What is expected → Give the number of lines in the listing below that include the word "headphone", with nothing more.

--- BEGIN ---

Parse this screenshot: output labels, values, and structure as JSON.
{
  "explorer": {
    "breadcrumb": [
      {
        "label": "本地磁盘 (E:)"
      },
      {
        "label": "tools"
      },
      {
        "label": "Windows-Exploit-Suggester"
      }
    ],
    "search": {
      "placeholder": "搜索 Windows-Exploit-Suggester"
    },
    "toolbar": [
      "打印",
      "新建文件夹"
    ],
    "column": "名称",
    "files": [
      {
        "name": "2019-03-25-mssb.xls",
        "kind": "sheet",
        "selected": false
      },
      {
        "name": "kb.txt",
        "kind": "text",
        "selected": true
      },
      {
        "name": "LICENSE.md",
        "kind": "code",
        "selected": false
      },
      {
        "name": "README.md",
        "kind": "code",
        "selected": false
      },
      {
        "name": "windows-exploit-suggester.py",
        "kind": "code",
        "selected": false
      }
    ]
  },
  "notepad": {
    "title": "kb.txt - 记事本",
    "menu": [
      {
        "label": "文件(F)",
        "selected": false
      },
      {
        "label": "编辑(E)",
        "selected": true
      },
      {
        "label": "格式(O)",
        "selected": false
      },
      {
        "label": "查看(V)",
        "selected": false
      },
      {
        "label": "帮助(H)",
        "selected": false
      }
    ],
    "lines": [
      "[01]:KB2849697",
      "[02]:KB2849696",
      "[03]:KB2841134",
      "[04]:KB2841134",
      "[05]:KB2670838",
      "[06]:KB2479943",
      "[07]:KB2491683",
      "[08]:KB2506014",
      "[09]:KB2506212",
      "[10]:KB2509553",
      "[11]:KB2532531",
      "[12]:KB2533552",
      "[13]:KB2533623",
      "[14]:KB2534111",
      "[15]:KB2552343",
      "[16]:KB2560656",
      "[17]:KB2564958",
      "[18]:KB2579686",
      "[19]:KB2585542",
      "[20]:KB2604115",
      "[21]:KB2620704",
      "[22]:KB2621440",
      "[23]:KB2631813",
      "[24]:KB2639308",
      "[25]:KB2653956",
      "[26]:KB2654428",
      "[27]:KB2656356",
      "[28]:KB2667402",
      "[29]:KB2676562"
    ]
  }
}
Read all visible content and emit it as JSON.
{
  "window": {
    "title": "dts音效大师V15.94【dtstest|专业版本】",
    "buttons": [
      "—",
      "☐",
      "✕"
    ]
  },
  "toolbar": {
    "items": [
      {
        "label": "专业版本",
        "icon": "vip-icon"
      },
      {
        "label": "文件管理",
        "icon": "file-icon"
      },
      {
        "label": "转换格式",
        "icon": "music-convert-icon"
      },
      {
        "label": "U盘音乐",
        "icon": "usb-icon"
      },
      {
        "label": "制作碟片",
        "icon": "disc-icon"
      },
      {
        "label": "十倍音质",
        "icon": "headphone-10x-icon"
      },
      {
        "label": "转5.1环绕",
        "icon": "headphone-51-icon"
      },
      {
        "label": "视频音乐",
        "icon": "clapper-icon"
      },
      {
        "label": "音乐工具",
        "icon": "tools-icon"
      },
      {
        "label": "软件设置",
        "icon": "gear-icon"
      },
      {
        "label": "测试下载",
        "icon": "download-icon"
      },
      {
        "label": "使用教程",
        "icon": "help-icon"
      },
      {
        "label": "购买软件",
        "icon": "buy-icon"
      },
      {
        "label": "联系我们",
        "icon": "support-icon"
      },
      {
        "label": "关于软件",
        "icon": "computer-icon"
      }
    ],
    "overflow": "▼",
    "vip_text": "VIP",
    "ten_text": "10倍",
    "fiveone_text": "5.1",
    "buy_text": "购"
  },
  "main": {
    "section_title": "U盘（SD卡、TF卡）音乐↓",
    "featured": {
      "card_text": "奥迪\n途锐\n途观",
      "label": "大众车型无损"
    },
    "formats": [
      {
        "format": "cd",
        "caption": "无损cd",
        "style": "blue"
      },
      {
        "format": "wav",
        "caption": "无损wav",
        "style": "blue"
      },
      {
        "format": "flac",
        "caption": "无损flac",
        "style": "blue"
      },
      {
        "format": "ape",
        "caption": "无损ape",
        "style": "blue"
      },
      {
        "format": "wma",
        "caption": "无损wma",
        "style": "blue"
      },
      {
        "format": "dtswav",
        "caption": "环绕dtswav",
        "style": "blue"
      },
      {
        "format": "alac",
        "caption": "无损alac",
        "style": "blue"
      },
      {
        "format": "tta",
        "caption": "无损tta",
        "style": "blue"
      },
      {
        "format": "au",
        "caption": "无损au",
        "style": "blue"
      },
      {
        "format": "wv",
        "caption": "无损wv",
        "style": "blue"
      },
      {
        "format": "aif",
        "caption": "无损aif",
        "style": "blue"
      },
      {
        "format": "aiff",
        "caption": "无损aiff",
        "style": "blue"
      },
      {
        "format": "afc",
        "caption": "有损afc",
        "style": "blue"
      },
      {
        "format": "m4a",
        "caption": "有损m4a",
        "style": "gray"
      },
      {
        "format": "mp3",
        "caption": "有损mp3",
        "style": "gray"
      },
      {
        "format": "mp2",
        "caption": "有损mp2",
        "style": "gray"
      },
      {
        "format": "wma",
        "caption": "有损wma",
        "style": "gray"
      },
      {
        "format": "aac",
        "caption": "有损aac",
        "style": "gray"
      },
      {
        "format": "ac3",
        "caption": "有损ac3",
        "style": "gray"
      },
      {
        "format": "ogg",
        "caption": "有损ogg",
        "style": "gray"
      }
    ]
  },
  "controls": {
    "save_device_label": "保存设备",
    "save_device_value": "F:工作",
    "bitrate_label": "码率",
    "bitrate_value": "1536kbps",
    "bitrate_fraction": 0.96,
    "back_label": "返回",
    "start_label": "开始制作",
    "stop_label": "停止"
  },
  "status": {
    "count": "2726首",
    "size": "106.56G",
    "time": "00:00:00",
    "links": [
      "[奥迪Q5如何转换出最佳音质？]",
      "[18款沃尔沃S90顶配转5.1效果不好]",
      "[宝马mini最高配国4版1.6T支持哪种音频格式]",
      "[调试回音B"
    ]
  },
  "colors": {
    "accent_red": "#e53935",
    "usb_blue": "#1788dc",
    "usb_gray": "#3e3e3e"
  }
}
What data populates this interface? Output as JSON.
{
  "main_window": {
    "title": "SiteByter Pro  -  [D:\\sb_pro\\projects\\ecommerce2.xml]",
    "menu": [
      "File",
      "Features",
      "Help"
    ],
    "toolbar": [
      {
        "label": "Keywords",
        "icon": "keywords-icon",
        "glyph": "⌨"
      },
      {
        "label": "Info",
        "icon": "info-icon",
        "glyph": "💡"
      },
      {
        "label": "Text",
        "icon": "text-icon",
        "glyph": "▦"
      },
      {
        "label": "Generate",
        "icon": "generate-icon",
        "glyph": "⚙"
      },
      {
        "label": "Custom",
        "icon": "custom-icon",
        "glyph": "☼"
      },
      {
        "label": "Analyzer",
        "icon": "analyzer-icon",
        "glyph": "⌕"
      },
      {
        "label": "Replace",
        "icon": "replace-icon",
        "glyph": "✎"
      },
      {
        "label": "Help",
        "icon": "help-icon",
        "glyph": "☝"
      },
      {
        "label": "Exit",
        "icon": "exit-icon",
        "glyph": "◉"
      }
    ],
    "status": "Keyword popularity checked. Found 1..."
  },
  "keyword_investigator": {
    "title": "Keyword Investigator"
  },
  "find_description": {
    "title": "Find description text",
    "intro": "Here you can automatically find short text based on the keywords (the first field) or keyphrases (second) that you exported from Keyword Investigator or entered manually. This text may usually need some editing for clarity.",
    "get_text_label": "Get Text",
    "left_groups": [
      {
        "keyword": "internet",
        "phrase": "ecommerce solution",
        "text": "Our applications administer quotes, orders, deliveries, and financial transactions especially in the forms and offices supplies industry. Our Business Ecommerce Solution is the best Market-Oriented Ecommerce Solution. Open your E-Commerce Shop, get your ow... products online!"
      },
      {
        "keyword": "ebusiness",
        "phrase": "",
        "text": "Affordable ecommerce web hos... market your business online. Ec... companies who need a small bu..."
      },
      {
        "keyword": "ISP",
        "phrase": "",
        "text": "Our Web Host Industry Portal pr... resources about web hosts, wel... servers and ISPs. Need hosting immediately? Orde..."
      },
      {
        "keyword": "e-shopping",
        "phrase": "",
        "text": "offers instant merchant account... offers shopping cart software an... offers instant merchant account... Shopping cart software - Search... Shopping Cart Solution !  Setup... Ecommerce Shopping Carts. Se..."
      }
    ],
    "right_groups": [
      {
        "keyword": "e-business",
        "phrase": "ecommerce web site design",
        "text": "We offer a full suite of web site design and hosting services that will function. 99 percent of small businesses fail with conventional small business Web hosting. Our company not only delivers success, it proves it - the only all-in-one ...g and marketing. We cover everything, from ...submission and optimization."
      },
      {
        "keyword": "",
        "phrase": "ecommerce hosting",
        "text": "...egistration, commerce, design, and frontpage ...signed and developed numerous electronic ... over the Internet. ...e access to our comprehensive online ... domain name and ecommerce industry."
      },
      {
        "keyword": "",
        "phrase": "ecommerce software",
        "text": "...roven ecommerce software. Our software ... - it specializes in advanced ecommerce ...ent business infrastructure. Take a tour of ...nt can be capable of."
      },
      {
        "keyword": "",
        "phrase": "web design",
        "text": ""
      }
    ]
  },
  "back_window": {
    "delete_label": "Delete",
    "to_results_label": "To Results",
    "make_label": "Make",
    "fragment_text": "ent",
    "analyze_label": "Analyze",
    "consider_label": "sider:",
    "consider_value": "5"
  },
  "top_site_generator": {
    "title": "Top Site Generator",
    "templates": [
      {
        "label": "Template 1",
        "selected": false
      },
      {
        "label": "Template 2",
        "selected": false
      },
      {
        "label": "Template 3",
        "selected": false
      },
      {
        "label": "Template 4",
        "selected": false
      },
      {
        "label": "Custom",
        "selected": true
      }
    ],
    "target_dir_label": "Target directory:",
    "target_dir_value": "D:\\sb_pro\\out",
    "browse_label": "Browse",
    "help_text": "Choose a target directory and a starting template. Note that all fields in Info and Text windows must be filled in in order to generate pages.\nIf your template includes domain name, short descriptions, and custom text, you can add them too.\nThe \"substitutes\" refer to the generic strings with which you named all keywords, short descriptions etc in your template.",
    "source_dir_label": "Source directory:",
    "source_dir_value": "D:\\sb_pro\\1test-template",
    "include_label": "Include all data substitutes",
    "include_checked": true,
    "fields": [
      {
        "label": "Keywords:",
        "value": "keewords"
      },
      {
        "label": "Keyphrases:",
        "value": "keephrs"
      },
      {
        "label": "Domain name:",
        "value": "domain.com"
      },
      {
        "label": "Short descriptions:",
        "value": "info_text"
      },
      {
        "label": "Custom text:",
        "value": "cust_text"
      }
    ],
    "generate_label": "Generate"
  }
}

--- END ---

Task solution → 2